━━ Working data

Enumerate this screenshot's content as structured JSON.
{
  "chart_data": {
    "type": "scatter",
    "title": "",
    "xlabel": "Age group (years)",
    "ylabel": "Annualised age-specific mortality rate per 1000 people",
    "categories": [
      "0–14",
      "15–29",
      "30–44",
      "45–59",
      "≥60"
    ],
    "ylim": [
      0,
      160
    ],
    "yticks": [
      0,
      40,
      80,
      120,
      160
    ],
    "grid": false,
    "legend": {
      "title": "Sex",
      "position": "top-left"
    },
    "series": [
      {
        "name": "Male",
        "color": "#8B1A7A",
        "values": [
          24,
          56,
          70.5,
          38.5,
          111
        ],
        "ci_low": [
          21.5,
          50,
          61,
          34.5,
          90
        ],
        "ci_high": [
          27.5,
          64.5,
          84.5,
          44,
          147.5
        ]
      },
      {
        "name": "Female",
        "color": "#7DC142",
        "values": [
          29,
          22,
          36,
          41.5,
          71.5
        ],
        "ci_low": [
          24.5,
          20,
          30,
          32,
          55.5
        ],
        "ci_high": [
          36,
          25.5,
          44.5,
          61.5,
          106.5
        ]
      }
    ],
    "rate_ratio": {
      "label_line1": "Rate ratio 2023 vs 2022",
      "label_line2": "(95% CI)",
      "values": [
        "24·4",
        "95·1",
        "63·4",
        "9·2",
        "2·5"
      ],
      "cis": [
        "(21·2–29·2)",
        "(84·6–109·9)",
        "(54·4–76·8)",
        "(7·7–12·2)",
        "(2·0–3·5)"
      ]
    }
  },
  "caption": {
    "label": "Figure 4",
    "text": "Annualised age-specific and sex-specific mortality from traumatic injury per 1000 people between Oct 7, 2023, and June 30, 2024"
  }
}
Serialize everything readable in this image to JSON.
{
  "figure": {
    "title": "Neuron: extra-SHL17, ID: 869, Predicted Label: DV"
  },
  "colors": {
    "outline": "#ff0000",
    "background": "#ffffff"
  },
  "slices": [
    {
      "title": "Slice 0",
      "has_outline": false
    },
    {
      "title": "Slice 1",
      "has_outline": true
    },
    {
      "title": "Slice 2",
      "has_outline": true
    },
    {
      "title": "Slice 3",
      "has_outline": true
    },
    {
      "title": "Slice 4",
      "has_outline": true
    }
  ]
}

━━━━

Retype all of the material above with every character intact.

- _Solved exercise_:
Enumerate this screenshot's content as structured JSON.
{
  "chart_data": {
    "type": "scatter",
    "title": "",
    "xlabel": "Age group (years)",
    "ylabel": "Annualised age-specific mortality rate per 1000 people",
    "categories": [
      "0–14",
      "15–29",
      "30–44",
      "45–59",
      "≥60"
    ],
    "ylim": [
      0,
      160
    ],
    "yticks": [
      0,
      40,
      80,
      120,
      160
    ],
    "grid": false,
    "legend": {
      "title": "Sex",
      "position": "top-left"
    },
    "series": [
      {
        "name": "Male",
        "color": "#8B1A7A",
        "values": [
          24,
          56,
          70.5,
          38.5,
          111
        ],
        "ci_low": [
          21.5,
          50,
          61,
          34.5,
          90
        ],
        "ci_high": [
          27.5,
          64.5,
          84.5,
          44,
          147.5
        ]
      },
      {
        "name": "Female",
        "color": "#7DC142",
        "values": [
          29,
          22,
          36,
          41.5,
          71.5
        ],
        "ci_low": [
          24.5,
          20,
          30,
          32,
          55.5
        ],
        "ci_high": [
          36,
          25.5,
          44.5,
          61.5,
          106.5
        ]
      }
    ],
    "rate_ratio": {
      "label_line1": "Rate ratio 2023 vs 2022",
      "label_line2": "(95% CI)",
      "values": [
        "24·4",
        "95·1",
        "63·4",
        "9·2",
        "2·5"
      ],
      "cis": [
        "(21·2–29·2)",
        "(84·6–109·9)",
        "(54·4–76·8)",
        "(7·7–12·2)",
        "(2·0–3·5)"
      ]
    }
  },
  "caption": {
    "label": "Figure 4",
    "text": "Annualised age-specific and sex-specific mortality from traumatic injury per 1000 people between Oct 7, 2023, and June 30, 2024"
  }
}
Serialize everything readable in this image to JSON.
{
  "figure": {
    "title": "Neuron: extra-SHL17, ID: 869, Predicted Label: DV"
  },
  "colors": {
    "outline": "#ff0000",
    "background": "#ffffff"
  },
  "slices": [
    {
      "title": "Slice 0",
      "has_outline": false
    },
    {
      "title": "Slice 1",
      "has_outline": true
    },
    {
      "title": "Slice 2",
      "has_outline": true
    },
    {
      "title": "Slice 3",
      "has_outline": true
    },
    {
      "title": "Slice 4",
      "has_outline": true
    }
  ]
}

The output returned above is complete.